--- Start Information provided ---

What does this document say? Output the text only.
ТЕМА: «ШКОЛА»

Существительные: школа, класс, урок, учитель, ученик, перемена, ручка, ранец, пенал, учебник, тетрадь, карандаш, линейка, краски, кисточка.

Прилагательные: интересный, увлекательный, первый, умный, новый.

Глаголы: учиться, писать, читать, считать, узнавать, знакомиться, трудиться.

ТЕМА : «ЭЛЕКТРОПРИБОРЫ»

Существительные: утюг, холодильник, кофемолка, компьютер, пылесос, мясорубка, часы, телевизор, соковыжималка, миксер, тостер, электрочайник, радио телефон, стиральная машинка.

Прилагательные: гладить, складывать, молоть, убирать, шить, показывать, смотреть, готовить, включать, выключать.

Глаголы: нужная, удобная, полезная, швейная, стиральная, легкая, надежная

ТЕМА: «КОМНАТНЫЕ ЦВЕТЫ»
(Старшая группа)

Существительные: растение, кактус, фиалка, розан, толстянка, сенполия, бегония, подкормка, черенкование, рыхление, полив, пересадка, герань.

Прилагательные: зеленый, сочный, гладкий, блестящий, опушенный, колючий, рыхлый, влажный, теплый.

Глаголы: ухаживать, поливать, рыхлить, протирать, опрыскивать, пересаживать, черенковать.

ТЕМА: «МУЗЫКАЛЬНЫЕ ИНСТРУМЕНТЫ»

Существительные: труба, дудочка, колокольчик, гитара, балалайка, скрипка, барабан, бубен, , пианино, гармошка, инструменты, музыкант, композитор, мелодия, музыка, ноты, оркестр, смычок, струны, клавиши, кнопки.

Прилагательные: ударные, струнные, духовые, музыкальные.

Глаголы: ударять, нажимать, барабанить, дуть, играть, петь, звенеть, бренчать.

--- End Information provided ---

Direction: Copy out each line in the listing that has the word "Прилагательные".

Answer to the problem:
Прилагательные: интересный, увлекательный, первый, умный, новый.
Прилагательные: гладить, складывать, молоть, убирать, шить, показывать, смотреть, готовить, включать, выключать.
Прилагательные: зеленый, сочный, гладкий, блестящий, опушенный, колючий, рыхлый, влажный, теплый.
Прилагательные: ударные, струнные, духовые, музыкальные.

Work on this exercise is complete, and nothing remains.